[start]
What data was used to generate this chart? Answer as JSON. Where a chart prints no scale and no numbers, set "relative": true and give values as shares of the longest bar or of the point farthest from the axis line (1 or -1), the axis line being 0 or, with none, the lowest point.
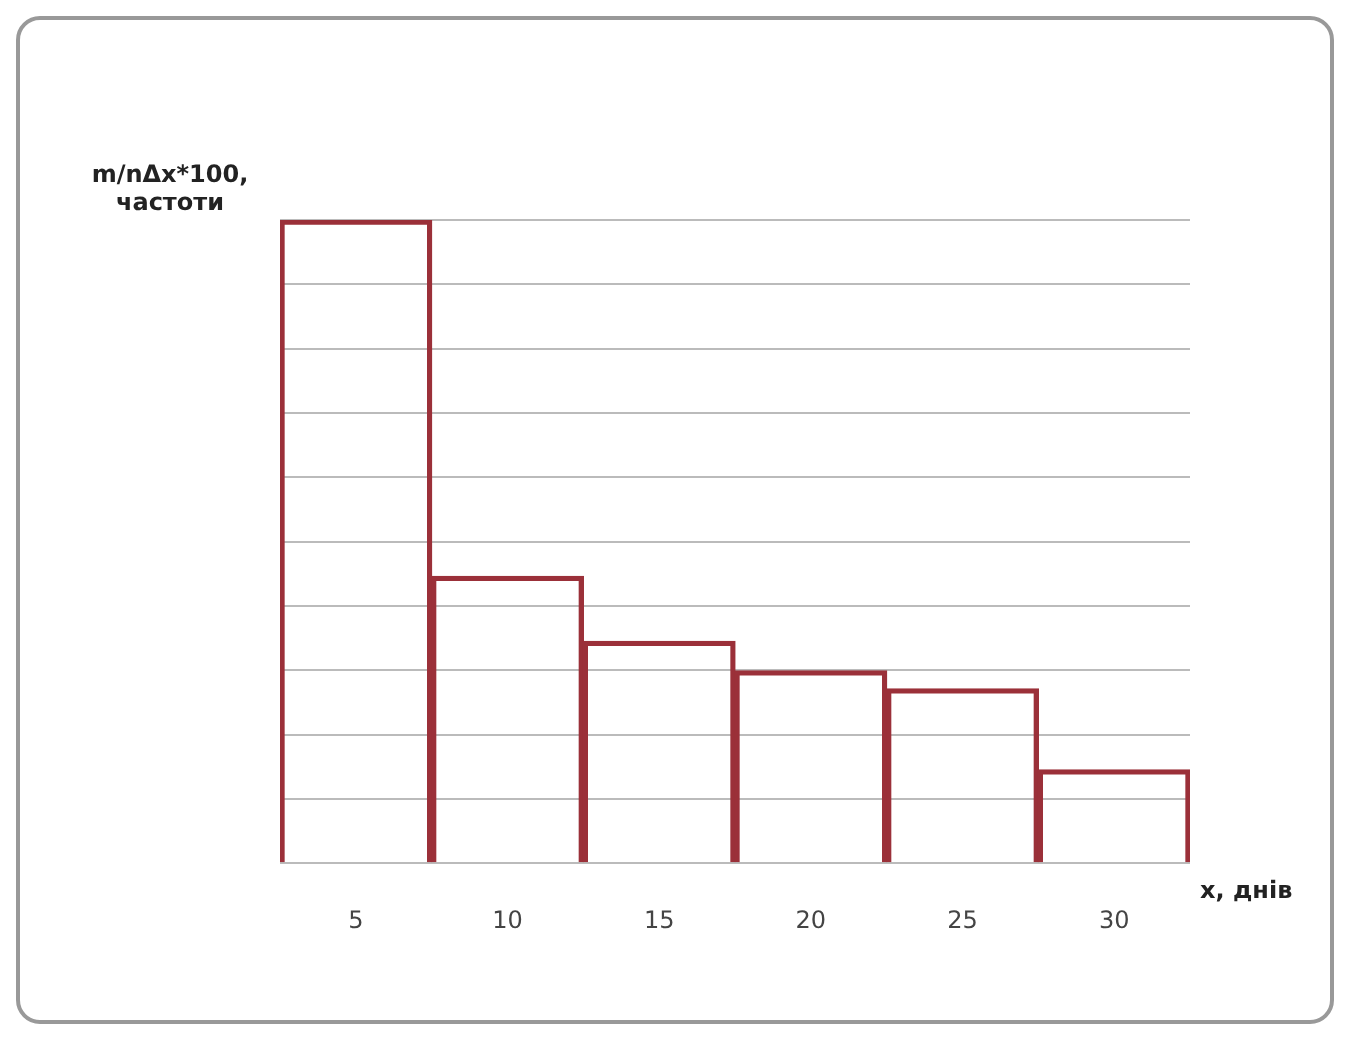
{
  "chart_data": {
    "type": "bar",
    "relative": true,
    "ylabel": "m/nΔx*100, частоти",
    "xlabel": "x, днів",
    "categories": [
      "5",
      "10",
      "15",
      "20",
      "25",
      "30"
    ],
    "values": [
      1,
      0.446,
      0.345,
      0.299,
      0.271,
      0.145
    ],
    "color": "#9b3039",
    "grid": "y",
    "legend": false
  }
}
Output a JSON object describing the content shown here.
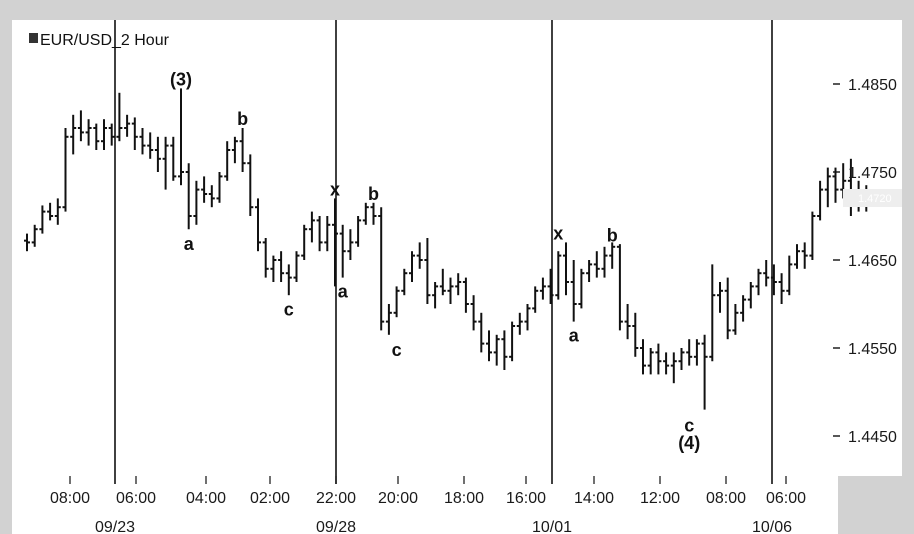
[end]
Repeat verbatim all the material, but not the pictures.

● **Complete response**:
What data was used to generate this chart? Answer as JSON. Where a chart prints no scale and no numbers, set "relative": true and give values as shares of the longest bar or of the point farthest from the axis line (1 or -1), the axis line being 0 or, with none, the lowest point.
{
  "chart_data": {
    "type": "bar",
    "relative": true,
    "ylabel": "m/nΔx*100, частоти",
    "xlabel": "x, днів",
    "categories": [
      "5",
      "10",
      "15",
      "20",
      "25",
      "30"
    ],
    "values": [
      1,
      0.446,
      0.345,
      0.299,
      0.271,
      0.145
    ],
    "color": "#9b3039",
    "grid": "y",
    "legend": false
  }
}
Output a JSON object describing the content shown here.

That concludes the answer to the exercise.